-- Begin --

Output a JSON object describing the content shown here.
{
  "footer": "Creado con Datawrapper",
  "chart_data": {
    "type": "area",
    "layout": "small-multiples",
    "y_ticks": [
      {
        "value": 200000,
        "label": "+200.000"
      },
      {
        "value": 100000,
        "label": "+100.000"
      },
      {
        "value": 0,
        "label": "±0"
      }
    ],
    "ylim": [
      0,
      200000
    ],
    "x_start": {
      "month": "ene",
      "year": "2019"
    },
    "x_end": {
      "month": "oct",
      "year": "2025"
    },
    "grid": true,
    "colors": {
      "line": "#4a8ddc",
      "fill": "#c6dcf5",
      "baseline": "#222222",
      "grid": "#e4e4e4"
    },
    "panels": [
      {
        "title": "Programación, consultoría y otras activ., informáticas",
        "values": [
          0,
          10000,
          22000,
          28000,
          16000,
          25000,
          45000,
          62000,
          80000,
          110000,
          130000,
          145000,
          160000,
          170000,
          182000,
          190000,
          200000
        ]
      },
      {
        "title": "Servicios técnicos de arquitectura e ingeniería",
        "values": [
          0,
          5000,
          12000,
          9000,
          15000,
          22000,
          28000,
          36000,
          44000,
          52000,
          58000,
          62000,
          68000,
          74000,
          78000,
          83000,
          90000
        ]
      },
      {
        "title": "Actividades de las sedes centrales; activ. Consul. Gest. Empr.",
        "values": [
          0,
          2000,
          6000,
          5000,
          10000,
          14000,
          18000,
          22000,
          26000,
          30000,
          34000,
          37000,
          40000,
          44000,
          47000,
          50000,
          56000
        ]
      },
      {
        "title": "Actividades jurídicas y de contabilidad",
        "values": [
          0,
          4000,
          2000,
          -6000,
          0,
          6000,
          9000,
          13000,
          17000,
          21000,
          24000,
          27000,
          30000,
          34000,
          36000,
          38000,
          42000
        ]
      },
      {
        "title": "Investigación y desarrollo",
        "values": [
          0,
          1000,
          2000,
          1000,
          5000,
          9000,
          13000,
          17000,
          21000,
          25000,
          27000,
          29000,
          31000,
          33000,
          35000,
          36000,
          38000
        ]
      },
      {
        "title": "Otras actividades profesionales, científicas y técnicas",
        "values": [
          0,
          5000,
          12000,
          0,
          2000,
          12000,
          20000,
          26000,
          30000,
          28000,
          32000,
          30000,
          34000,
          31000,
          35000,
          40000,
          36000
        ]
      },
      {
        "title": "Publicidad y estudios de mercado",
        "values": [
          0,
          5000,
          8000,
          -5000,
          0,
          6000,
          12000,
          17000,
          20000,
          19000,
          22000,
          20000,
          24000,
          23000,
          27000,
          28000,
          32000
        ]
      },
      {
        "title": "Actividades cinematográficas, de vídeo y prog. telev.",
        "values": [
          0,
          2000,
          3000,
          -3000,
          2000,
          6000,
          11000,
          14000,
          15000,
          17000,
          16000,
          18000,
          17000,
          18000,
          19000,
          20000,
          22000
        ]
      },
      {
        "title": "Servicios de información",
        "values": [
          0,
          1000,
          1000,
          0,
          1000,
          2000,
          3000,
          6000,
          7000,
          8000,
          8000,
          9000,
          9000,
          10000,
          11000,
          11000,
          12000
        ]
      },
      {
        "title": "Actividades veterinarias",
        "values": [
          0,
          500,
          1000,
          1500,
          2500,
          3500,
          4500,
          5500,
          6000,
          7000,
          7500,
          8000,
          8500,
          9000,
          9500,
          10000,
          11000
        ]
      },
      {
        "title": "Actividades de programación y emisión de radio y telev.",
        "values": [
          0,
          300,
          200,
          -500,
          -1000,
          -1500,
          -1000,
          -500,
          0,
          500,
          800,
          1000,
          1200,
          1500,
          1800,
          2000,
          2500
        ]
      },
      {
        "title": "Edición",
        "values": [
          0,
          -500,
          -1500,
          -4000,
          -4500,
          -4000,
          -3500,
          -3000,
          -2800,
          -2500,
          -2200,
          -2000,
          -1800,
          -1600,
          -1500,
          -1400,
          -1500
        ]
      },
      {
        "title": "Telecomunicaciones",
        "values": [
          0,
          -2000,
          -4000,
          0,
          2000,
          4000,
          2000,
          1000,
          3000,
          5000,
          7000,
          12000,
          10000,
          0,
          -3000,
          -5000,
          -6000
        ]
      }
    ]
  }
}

-- End --

STATED EXERCISE: Restate the listing in full, word for word.

REPLY TO THE EXERCISE:
Output a JSON object describing the content shown here.
{
  "footer": "Creado con Datawrapper",
  "chart_data": {
    "type": "area",
    "layout": "small-multiples",
    "y_ticks": [
      {
        "value": 200000,
        "label": "+200.000"
      },
      {
        "value": 100000,
        "label": "+100.000"
      },
      {
        "value": 0,
        "label": "±0"
      }
    ],
    "ylim": [
      0,
      200000
    ],
    "x_start": {
      "month": "ene",
      "year": "2019"
    },
    "x_end": {
      "month": "oct",
      "year": "2025"
    },
    "grid": true,
    "colors": {
      "line": "#4a8ddc",
      "fill": "#c6dcf5",
      "baseline": "#222222",
      "grid": "#e4e4e4"
    },
    "panels": [
      {
        "title": "Programación, consultoría y otras activ., informáticas",
        "values": [
          0,
          10000,
          22000,
          28000,
          16000,
          25000,
          45000,
          62000,
          80000,
          110000,
          130000,
          145000,
          160000,
          170000,
          182000,
          190000,
          200000
        ]
      },
      {
        "title": "Servicios técnicos de arquitectura e ingeniería",
        "values": [
          0,
          5000,
          12000,
          9000,
          15000,
          22000,
          28000,
          36000,
          44000,
          52000,
          58000,
          62000,
          68000,
          74000,
          78000,
          83000,
          90000
        ]
      },
      {
        "title": "Actividades de las sedes centrales; activ. Consul. Gest. Empr.",
        "values": [
          0,
          2000,
          6000,
          5000,
          10000,
          14000,
          18000,
          22000,
          26000,
          30000,
          34000,
          37000,
          40000,
          44000,
          47000,
          50000,
          56000
        ]
      },
      {
        "title": "Actividades jurídicas y de contabilidad",
        "values": [
          0,
          4000,
          2000,
          -6000,
          0,
          6000,
          9000,
          13000,
          17000,
          21000,
          24000,
          27000,
          30000,
          34000,
          36000,
          38000,
          42000
        ]
      },
      {
        "title": "Investigación y desarrollo",
        "values": [
          0,
          1000,
          2000,
          1000,
          5000,
          9000,
          13000,
          17000,
          21000,
          25000,
          27000,
          29000,
          31000,
          33000,
          35000,
          36000,
          38000
        ]
      },
      {
        "title": "Otras actividades profesionales, científicas y técnicas",
        "values": [
          0,
          5000,
          12000,
          0,
          2000,
          12000,
          20000,
          26000,
          30000,
          28000,
          32000,
          30000,
          34000,
          31000,
          35000,
          40000,
          36000
        ]
      },
      {
        "title": "Publicidad y estudios de mercado",
        "values": [
          0,
          5000,
          8000,
          -5000,
          0,
          6000,
          12000,
          17000,
          20000,
          19000,
          22000,
          20000,
          24000,
          23000,
          27000,
          28000,
          32000
        ]
      },
      {
        "title": "Actividades cinematográficas, de vídeo y prog. telev.",
        "values": [
          0,
          2000,
          3000,
          -3000,
          2000,
          6000,
          11000,
          14000,
          15000,
          17000,
          16000,
          18000,
          17000,
          18000,
          19000,
          20000,
          22000
        ]
      },
      {
        "title": "Servicios de información",
        "values": [
          0,
          1000,
          1000,
          0,
          1000,
          2000,
          3000,
          6000,
          7000,
          8000,
          8000,
          9000,
          9000,
          10000,
          11000,
          11000,
          12000
        ]
      },
      {
        "title": "Actividades veterinarias",
        "values": [
          0,
          500,
          1000,
          1500,
          2500,
          3500,
          4500,
          5500,
          6000,
          7000,
          7500,
          8000,
          8500,
          9000,
          9500,
          10000,
          11000
        ]
      },
      {
        "title": "Actividades de programación y emisión de radio y telev.",
        "values": [
          0,
          300,
          200,
          -500,
          -1000,
          -1500,
          -1000,
          -500,
          0,
          500,
          800,
          1000,
          1200,
          1500,
          1800,
          2000,
          2500
        ]
      },
      {
        "title": "Edición",
        "values": [
          0,
          -500,
          -1500,
          -4000,
          -4500,
          -4000,
          -3500,
          -3000,
          -2800,
          -2500,
          -2200,
          -2000,
          -1800,
          -1600,
          -1500,
          -1400,
          -1500
        ]
      },
      {
        "title": "Telecomunicaciones",
        "values": [
          0,
          -2000,
          -4000,
          0,
          2000,
          4000,
          2000,
          1000,
          3000,
          5000,
          7000,
          12000,
          10000,
          0,
          -3000,
          -5000,
          -6000
        ]
      }
    ]
  }
}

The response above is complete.